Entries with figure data
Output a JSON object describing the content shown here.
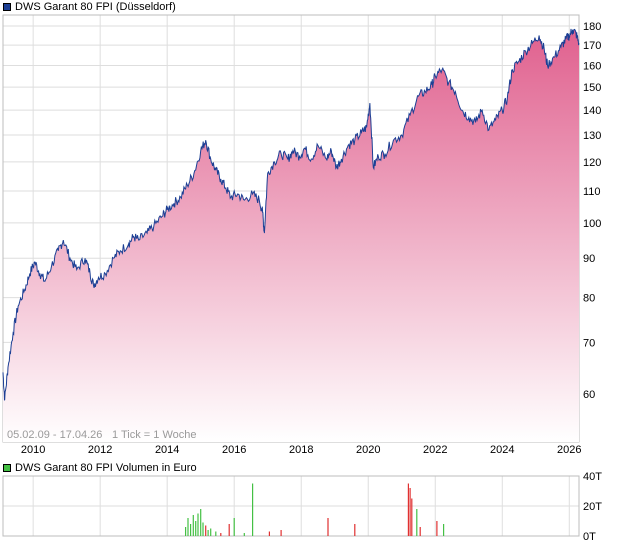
{
  "legend": {
    "price_label": "DWS Garant 80 FPI (Düsseldorf)",
    "price_color": "#1c3f94",
    "volume_label": "DWS Garant 80 FPI Volumen in Euro",
    "volume_color": "#44c044"
  },
  "footer": {
    "range_text": "05.02.09 - 17.04.26",
    "tick_text": "1 Tick = 1 Woche"
  },
  "colors": {
    "line": "#1c3f94",
    "area_top": "#e0608e",
    "area_bottom": "#ffffff",
    "grid": "#dedede",
    "vol_up": "#44c044",
    "vol_down": "#e03030"
  },
  "chart_data": [
    {
      "type": "area",
      "title": "DWS Garant 80 FPI (Düsseldorf)",
      "scale": "log",
      "ylim": [
        52,
        186
      ],
      "y_ticks": [
        60,
        70,
        80,
        90,
        100,
        110,
        120,
        130,
        140,
        150,
        160,
        170,
        180
      ],
      "x_ticks": [
        2010,
        2012,
        2014,
        2016,
        2018,
        2020,
        2022,
        2024,
        2026
      ],
      "xlim": [
        2009.1,
        2026.29
      ],
      "grid": true,
      "series": [
        {
          "name": "DWS Garant 80 FPI",
          "x": [
            2009.1,
            2009.15,
            2009.25,
            2009.4,
            2009.55,
            2009.75,
            2009.9,
            2010.05,
            2010.2,
            2010.35,
            2010.55,
            2010.75,
            2010.9,
            2011.1,
            2011.3,
            2011.55,
            2011.7,
            2011.8,
            2011.95,
            2012.15,
            2012.4,
            2012.6,
            2012.85,
            2013.0,
            2013.15,
            2013.4,
            2013.6,
            2013.85,
            2014.0,
            2014.2,
            2014.4,
            2014.6,
            2014.8,
            2015.0,
            2015.15,
            2015.3,
            2015.45,
            2015.6,
            2015.75,
            2015.9,
            2016.1,
            2016.3,
            2016.55,
            2016.75,
            2016.85,
            2016.9,
            2017.0,
            2017.2,
            2017.4,
            2017.6,
            2017.75,
            2017.95,
            2018.1,
            2018.3,
            2018.5,
            2018.75,
            2018.9,
            2019.05,
            2019.2,
            2019.4,
            2019.6,
            2019.8,
            2019.95,
            2020.05,
            2020.15,
            2020.3,
            2020.5,
            2020.75,
            2021.0,
            2021.25,
            2021.5,
            2021.7,
            2021.9,
            2022.0,
            2022.2,
            2022.4,
            2022.6,
            2022.8,
            2023.0,
            2023.2,
            2023.4,
            2023.6,
            2023.8,
            2024.0,
            2024.15,
            2024.3,
            2024.5,
            2024.7,
            2024.9,
            2025.1,
            2025.25,
            2025.35,
            2025.55,
            2025.75,
            2025.9,
            2026.0,
            2026.1,
            2026.2,
            2026.29
          ],
          "values": [
            64,
            59,
            65,
            72,
            78,
            82,
            86,
            89,
            86,
            84,
            88,
            92,
            95,
            90,
            87,
            90,
            86,
            83,
            85,
            86,
            90,
            92,
            94,
            96,
            95,
            97,
            99,
            102,
            104,
            106,
            108,
            112,
            116,
            124,
            128,
            121,
            117,
            114,
            111,
            108,
            109,
            107,
            109,
            107,
            103,
            97,
            116,
            120,
            123,
            121,
            124,
            122,
            125,
            121,
            126,
            121,
            124,
            118,
            121,
            126,
            128,
            131,
            133,
            143,
            118,
            122,
            123,
            128,
            130,
            138,
            146,
            148,
            151,
            155,
            158,
            152,
            148,
            140,
            137,
            135,
            140,
            132,
            136,
            140,
            145,
            158,
            162,
            167,
            171,
            175,
            168,
            160,
            164,
            169,
            173,
            175,
            178,
            176,
            171
          ]
        }
      ]
    },
    {
      "type": "bar",
      "title": "DWS Garant 80 FPI Volumen in Euro",
      "ylim": [
        0,
        40
      ],
      "y_ticks": [
        0,
        20,
        40
      ],
      "y_tick_labels": [
        "0T",
        "20T",
        "40T"
      ],
      "x_ticks": [
        2010,
        2012,
        2014,
        2016,
        2018,
        2020,
        2022,
        2024,
        2026
      ],
      "xlim": [
        2009.1,
        2026.29
      ],
      "series": [
        {
          "name": "Volumen",
          "x": [
            2014.55,
            2014.62,
            2014.7,
            2014.78,
            2014.85,
            2014.92,
            2015.0,
            2015.07,
            2015.15,
            2015.22,
            2015.3,
            2015.45,
            2015.6,
            2015.85,
            2016.0,
            2016.3,
            2016.55,
            2017.05,
            2017.4,
            2018.8,
            2019.6,
            2021.2,
            2021.25,
            2021.3,
            2021.45,
            2021.55,
            2022.05,
            2022.25
          ],
          "values": [
            6,
            12,
            8,
            14,
            10,
            15,
            18,
            9,
            7,
            4,
            5,
            3,
            2,
            8,
            12,
            2,
            35,
            3,
            4,
            12,
            8,
            35,
            32,
            25,
            18,
            6,
            10,
            8
          ],
          "direction": [
            "up",
            "up",
            "up",
            "up",
            "up",
            "up",
            "up",
            "up",
            "down",
            "up",
            "up",
            "up",
            "down",
            "down",
            "up",
            "up",
            "up",
            "down",
            "down",
            "down",
            "down",
            "down",
            "down",
            "down",
            "up",
            "down",
            "down",
            "up"
          ]
        }
      ]
    }
  ]
}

■ **THE REQUEST**: Copy every line of the entries above in which "Düsseldorf" occurs.

■ **COMPLETE OUTPUT**:
    "price_label": "DWS Garant 80 FPI (Düsseldorf)",
      "title": "DWS Garant 80 FPI (Düsseldorf)",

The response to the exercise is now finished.